### [Exercise task]
Using the listing below, please gather every line containing the word "della".

### [Dataset entries]
[start]

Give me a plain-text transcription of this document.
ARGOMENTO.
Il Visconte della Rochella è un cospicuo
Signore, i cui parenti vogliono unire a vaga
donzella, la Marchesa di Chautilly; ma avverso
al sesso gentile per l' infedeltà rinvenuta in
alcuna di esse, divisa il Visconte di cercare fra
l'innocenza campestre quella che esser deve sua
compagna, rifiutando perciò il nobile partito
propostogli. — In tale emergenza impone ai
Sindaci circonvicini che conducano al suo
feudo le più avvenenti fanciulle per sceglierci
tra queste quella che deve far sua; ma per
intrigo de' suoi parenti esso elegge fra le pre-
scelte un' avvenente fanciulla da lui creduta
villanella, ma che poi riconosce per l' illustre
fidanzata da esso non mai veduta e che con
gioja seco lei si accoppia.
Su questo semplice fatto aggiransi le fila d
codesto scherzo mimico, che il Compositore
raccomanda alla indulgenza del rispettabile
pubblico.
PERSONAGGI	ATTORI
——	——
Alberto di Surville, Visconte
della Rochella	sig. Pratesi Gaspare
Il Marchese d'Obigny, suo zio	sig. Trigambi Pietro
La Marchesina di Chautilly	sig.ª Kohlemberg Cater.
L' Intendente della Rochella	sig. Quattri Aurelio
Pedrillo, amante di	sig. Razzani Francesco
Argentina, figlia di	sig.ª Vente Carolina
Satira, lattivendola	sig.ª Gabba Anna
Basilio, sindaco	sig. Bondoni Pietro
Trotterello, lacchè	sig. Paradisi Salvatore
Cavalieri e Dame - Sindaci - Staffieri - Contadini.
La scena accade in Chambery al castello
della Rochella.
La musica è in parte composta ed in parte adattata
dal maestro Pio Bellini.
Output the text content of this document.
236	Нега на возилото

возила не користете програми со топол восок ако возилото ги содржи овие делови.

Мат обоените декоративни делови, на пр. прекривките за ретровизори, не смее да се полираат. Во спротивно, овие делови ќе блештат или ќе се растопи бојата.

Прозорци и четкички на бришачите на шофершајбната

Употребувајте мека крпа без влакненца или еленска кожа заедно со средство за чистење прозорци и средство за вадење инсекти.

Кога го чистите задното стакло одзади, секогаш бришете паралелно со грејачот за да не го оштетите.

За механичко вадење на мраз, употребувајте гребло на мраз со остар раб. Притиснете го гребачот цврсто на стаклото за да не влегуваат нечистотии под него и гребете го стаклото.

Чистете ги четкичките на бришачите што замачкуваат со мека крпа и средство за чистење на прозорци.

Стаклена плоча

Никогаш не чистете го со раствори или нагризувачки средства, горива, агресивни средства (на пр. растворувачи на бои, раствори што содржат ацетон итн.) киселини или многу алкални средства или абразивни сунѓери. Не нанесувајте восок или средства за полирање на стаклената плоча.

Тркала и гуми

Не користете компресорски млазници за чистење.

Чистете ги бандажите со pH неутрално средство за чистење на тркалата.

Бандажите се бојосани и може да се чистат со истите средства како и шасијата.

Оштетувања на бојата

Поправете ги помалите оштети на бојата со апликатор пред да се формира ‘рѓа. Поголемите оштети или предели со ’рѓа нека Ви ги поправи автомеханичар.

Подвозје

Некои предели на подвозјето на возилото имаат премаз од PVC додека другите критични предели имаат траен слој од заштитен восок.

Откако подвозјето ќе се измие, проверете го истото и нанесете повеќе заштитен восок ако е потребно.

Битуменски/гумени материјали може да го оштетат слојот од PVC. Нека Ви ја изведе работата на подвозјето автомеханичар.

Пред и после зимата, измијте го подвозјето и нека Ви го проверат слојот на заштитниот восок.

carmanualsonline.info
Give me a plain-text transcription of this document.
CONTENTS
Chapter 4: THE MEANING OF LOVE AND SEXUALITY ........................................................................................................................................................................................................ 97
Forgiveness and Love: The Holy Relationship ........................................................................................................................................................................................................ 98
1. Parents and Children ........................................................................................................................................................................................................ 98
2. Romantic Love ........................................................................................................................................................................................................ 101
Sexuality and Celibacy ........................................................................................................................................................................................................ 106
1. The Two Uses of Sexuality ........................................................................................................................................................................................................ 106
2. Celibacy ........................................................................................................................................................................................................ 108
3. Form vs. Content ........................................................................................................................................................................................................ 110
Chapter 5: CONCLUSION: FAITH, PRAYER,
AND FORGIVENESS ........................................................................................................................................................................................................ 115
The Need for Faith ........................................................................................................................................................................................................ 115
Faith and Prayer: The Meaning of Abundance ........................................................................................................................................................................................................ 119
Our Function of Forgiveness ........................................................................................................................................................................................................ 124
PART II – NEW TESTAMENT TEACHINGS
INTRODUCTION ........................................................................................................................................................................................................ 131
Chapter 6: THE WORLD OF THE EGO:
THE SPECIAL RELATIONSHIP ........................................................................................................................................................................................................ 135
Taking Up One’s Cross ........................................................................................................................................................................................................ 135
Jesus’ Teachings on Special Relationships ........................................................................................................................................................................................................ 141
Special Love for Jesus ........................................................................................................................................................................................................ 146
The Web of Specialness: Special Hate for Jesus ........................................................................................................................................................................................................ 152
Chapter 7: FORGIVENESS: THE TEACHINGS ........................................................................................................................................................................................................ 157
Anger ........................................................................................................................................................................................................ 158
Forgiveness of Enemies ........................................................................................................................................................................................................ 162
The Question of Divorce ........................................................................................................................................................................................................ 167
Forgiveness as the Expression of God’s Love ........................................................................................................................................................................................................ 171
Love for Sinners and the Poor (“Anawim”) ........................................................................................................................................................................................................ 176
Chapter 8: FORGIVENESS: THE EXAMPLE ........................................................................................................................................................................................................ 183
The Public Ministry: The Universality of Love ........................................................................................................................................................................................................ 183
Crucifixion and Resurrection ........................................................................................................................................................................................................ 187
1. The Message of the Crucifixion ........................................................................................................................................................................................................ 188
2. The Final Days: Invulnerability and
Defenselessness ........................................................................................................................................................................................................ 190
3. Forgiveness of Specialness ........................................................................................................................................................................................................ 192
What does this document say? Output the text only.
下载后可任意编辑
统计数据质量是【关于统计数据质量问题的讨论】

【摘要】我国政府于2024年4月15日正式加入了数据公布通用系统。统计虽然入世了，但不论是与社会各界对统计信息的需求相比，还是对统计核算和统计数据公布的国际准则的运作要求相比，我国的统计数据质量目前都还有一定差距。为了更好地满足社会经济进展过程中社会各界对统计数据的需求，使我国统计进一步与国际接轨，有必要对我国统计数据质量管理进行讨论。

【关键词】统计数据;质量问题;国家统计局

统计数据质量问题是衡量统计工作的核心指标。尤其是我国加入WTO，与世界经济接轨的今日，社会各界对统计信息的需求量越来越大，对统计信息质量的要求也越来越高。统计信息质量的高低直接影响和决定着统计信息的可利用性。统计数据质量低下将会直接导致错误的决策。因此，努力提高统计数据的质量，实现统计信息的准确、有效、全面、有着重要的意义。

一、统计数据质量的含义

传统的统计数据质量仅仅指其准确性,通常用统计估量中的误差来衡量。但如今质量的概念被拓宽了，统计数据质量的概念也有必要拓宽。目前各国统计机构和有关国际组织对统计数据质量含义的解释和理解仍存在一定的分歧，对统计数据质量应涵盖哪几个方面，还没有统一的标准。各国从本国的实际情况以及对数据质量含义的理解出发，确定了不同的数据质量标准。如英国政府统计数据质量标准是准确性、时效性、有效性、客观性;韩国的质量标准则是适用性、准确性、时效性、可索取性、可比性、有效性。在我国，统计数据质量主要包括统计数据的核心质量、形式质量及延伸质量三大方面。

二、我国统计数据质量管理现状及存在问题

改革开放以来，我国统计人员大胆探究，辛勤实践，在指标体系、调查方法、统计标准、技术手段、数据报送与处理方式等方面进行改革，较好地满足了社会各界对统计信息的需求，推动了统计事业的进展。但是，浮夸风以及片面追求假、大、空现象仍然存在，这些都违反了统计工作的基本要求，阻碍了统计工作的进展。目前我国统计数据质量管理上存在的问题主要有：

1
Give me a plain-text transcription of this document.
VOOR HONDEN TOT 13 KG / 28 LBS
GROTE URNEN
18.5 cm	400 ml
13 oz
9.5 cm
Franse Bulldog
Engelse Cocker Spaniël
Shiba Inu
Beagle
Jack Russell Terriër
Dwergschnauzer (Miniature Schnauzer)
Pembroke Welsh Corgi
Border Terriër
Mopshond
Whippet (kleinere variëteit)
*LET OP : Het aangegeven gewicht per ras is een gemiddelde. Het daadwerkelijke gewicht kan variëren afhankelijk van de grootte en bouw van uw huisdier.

[end]

### [Answer for this exercise]
Il Visconte della Rochella è un cospicuo
della Rochella	sig. Pratesi Gaspare
L' Intendente della Rochella	sig. Quattri Aurelio
della Rochella.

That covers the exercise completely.